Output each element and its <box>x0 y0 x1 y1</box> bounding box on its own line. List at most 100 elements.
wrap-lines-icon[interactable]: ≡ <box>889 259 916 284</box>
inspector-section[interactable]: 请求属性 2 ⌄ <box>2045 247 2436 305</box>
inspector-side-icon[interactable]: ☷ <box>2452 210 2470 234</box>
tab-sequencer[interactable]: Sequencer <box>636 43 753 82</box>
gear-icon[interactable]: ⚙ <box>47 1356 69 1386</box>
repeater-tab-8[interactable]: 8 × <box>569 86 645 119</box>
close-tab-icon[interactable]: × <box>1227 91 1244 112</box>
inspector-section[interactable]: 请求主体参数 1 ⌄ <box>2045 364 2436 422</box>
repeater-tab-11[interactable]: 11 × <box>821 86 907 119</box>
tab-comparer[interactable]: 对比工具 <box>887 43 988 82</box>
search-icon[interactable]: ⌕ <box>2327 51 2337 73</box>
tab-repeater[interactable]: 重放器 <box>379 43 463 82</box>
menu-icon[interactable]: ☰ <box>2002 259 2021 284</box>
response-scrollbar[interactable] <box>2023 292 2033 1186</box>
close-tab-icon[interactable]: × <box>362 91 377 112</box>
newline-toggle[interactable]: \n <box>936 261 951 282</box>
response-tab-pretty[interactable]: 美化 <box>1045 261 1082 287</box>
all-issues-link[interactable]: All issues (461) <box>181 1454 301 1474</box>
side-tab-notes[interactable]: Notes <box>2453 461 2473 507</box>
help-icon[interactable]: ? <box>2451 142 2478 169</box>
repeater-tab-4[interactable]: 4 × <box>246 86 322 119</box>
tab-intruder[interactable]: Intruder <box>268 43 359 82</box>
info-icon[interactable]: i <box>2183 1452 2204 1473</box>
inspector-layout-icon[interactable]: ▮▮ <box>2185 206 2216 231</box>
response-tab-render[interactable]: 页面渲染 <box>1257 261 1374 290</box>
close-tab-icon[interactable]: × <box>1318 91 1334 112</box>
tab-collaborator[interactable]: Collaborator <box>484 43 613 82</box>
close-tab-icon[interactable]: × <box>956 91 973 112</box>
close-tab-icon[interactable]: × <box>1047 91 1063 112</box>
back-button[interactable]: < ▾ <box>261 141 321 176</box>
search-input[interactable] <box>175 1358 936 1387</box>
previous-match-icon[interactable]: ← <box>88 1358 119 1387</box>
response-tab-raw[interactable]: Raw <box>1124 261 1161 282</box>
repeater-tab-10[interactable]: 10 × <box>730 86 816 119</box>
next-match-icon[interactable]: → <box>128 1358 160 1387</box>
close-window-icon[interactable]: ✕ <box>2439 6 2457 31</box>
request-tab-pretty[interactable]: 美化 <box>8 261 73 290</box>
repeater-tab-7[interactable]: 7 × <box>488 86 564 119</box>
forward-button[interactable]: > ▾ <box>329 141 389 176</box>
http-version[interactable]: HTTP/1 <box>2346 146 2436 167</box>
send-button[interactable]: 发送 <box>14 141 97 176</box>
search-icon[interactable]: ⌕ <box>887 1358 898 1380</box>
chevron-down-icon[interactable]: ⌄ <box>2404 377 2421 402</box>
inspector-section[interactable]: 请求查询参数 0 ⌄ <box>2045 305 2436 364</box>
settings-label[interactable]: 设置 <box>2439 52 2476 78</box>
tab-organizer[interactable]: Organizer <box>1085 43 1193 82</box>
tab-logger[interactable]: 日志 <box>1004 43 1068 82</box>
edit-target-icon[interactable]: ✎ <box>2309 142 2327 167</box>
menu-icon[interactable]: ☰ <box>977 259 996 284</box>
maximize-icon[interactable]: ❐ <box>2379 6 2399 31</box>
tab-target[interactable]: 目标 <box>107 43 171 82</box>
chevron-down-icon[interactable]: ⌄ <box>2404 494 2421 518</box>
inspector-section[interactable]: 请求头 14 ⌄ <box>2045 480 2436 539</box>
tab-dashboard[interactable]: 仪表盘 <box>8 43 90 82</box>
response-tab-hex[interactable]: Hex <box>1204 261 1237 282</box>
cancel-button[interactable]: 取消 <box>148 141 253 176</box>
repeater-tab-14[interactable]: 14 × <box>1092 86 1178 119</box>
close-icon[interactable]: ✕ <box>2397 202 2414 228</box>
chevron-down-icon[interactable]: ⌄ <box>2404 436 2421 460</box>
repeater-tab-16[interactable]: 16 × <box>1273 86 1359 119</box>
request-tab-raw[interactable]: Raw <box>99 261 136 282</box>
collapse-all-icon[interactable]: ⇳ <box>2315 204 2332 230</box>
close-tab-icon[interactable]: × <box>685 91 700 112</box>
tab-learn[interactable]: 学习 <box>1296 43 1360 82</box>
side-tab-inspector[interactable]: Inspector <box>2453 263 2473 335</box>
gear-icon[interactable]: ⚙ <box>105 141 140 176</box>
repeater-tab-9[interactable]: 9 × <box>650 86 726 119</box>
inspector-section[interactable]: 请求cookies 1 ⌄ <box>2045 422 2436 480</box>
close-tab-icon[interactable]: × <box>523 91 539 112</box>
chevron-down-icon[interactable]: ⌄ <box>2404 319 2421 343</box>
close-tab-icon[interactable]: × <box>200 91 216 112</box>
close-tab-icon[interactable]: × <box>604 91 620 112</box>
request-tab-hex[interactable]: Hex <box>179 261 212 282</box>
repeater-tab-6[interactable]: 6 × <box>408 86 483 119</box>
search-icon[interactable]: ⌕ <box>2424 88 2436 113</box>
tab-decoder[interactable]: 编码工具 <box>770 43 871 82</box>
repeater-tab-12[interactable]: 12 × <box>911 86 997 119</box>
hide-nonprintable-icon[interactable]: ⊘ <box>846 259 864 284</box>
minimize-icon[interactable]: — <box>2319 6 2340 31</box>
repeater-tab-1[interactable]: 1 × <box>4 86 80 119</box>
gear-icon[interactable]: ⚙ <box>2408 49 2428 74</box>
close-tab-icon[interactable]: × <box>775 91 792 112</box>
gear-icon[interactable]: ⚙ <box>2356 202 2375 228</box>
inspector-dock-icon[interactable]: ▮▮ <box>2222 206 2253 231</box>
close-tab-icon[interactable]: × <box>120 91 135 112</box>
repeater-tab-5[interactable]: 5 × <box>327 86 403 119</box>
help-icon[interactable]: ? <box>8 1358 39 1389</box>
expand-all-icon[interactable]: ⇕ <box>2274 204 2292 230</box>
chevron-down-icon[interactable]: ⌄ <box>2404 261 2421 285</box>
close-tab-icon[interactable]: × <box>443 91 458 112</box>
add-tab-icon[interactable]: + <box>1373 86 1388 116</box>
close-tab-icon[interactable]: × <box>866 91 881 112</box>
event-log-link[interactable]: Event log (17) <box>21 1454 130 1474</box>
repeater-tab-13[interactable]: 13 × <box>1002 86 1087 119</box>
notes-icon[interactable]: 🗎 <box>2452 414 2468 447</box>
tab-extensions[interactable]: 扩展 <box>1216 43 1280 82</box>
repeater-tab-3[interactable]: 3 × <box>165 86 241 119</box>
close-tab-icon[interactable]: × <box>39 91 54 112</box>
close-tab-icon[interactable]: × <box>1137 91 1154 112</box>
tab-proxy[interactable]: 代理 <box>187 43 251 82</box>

**INSTRUCTIONS TO FOLLOW**
Retype all of the records above line for line, with no changes.

**SOLUTION TO THE EXERCISE**
Output each element and its <box>x0 y0 x1 y1</box> bounding box on its own line. List at most 100 elements.
wrap-lines-icon[interactable]: ≡ <box>889 259 916 284</box>
inspector-section[interactable]: 请求属性 2 ⌄ <box>2045 247 2436 305</box>
inspector-side-icon[interactable]: ☷ <box>2452 210 2470 234</box>
tab-sequencer[interactable]: Sequencer <box>636 43 753 82</box>
gear-icon[interactable]: ⚙ <box>47 1356 69 1386</box>
repeater-tab-8[interactable]: 8 × <box>569 86 645 119</box>
close-tab-icon[interactable]: × <box>1227 91 1244 112</box>
inspector-section[interactable]: 请求主体参数 1 ⌄ <box>2045 364 2436 422</box>
repeater-tab-11[interactable]: 11 × <box>821 86 907 119</box>
tab-comparer[interactable]: 对比工具 <box>887 43 988 82</box>
search-icon[interactable]: ⌕ <box>2327 51 2337 73</box>
tab-repeater[interactable]: 重放器 <box>379 43 463 82</box>
menu-icon[interactable]: ☰ <box>2002 259 2021 284</box>
response-scrollbar[interactable] <box>2023 292 2033 1186</box>
close-tab-icon[interactable]: × <box>362 91 377 112</box>
newline-toggle[interactable]: \n <box>936 261 951 282</box>
response-tab-pretty[interactable]: 美化 <box>1045 261 1082 287</box>
all-issues-link[interactable]: All issues (461) <box>181 1454 301 1474</box>
side-tab-notes[interactable]: Notes <box>2453 461 2473 507</box>
help-icon[interactable]: ? <box>2451 142 2478 169</box>
repeater-tab-4[interactable]: 4 × <box>246 86 322 119</box>
tab-intruder[interactable]: Intruder <box>268 43 359 82</box>
info-icon[interactable]: i <box>2183 1452 2204 1473</box>
inspector-layout-icon[interactable]: ▮▮ <box>2185 206 2216 231</box>
response-tab-render[interactable]: 页面渲染 <box>1257 261 1374 290</box>
close-tab-icon[interactable]: × <box>1318 91 1334 112</box>
tab-collaborator[interactable]: Collaborator <box>484 43 613 82</box>
close-tab-icon[interactable]: × <box>956 91 973 112</box>
close-tab-icon[interactable]: × <box>1047 91 1063 112</box>
back-button[interactable]: < ▾ <box>261 141 321 176</box>
search-input[interactable] <box>175 1358 936 1387</box>
previous-match-icon[interactable]: ← <box>88 1358 119 1387</box>
response-tab-raw[interactable]: Raw <box>1124 261 1161 282</box>
repeater-tab-10[interactable]: 10 × <box>730 86 816 119</box>
next-match-icon[interactable]: → <box>128 1358 160 1387</box>
close-window-icon[interactable]: ✕ <box>2439 6 2457 31</box>
request-tab-pretty[interactable]: 美化 <box>8 261 73 290</box>
repeater-tab-7[interactable]: 7 × <box>488 86 564 119</box>
forward-button[interactable]: > ▾ <box>329 141 389 176</box>
http-version[interactable]: HTTP/1 <box>2346 146 2436 167</box>
send-button[interactable]: 发送 <box>14 141 97 176</box>
search-icon[interactable]: ⌕ <box>887 1358 898 1380</box>
chevron-down-icon[interactable]: ⌄ <box>2404 377 2421 402</box>
inspector-section[interactable]: 请求查询参数 0 ⌄ <box>2045 305 2436 364</box>
settings-label[interactable]: 设置 <box>2439 52 2476 78</box>
tab-organizer[interactable]: Organizer <box>1085 43 1193 82</box>
tab-logger[interactable]: 日志 <box>1004 43 1068 82</box>
edit-target-icon[interactable]: ✎ <box>2309 142 2327 167</box>
menu-icon[interactable]: ☰ <box>977 259 996 284</box>
maximize-icon[interactable]: ❐ <box>2379 6 2399 31</box>
tab-target[interactable]: 目标 <box>107 43 171 82</box>
chevron-down-icon[interactable]: ⌄ <box>2404 494 2421 518</box>
inspector-section[interactable]: 请求头 14 ⌄ <box>2045 480 2436 539</box>
tab-dashboard[interactable]: 仪表盘 <box>8 43 90 82</box>
response-tab-hex[interactable]: Hex <box>1204 261 1237 282</box>
cancel-button[interactable]: 取消 <box>148 141 253 176</box>
repeater-tab-14[interactable]: 14 × <box>1092 86 1178 119</box>
close-icon[interactable]: ✕ <box>2397 202 2414 228</box>
chevron-down-icon[interactable]: ⌄ <box>2404 436 2421 460</box>
repeater-tab-16[interactable]: 16 × <box>1273 86 1359 119</box>
request-tab-raw[interactable]: Raw <box>99 261 136 282</box>
collapse-all-icon[interactable]: ⇳ <box>2315 204 2332 230</box>
close-tab-icon[interactable]: × <box>685 91 700 112</box>
tab-learn[interactable]: 学习 <box>1296 43 1360 82</box>
side-tab-inspector[interactable]: Inspector <box>2453 263 2473 335</box>
gear-icon[interactable]: ⚙ <box>105 141 140 176</box>
repeater-tab-9[interactable]: 9 × <box>650 86 726 119</box>
inspector-section[interactable]: 请求cookies 1 ⌄ <box>2045 422 2436 480</box>
close-tab-icon[interactable]: × <box>523 91 539 112</box>
chevron-down-icon[interactable]: ⌄ <box>2404 319 2421 343</box>
close-tab-icon[interactable]: × <box>200 91 216 112</box>
close-tab-icon[interactable]: × <box>604 91 620 112</box>
request-tab-hex[interactable]: Hex <box>179 261 212 282</box>
repeater-tab-6[interactable]: 6 × <box>408 86 483 119</box>
search-icon[interactable]: ⌕ <box>2424 88 2436 113</box>
tab-decoder[interactable]: 编码工具 <box>770 43 871 82</box>
repeater-tab-12[interactable]: 12 × <box>911 86 997 119</box>
hide-nonprintable-icon[interactable]: ⊘ <box>846 259 864 284</box>
minimize-icon[interactable]: — <box>2319 6 2340 31</box>
repeater-tab-1[interactable]: 1 × <box>4 86 80 119</box>
gear-icon[interactable]: ⚙ <box>2408 49 2428 74</box>
close-tab-icon[interactable]: × <box>775 91 792 112</box>
gear-icon[interactable]: ⚙ <box>2356 202 2375 228</box>
inspector-dock-icon[interactable]: ▮▮ <box>2222 206 2253 231</box>
close-tab-icon[interactable]: × <box>120 91 135 112</box>
repeater-tab-5[interactable]: 5 × <box>327 86 403 119</box>
help-icon[interactable]: ? <box>8 1358 39 1389</box>
expand-all-icon[interactable]: ⇕ <box>2274 204 2292 230</box>
chevron-down-icon[interactable]: ⌄ <box>2404 261 2421 285</box>
close-tab-icon[interactable]: × <box>443 91 458 112</box>
add-tab-icon[interactable]: + <box>1373 86 1388 116</box>
close-tab-icon[interactable]: × <box>866 91 881 112</box>
event-log-link[interactable]: Event log (17) <box>21 1454 130 1474</box>
repeater-tab-13[interactable]: 13 × <box>1002 86 1087 119</box>
notes-icon[interactable]: 🗎 <box>2452 414 2468 447</box>
tab-extensions[interactable]: 扩展 <box>1216 43 1280 82</box>
repeater-tab-3[interactable]: 3 × <box>165 86 241 119</box>
close-tab-icon[interactable]: × <box>39 91 54 112</box>
close-tab-icon[interactable]: × <box>1137 91 1154 112</box>
tab-proxy[interactable]: 代理 <box>187 43 251 82</box>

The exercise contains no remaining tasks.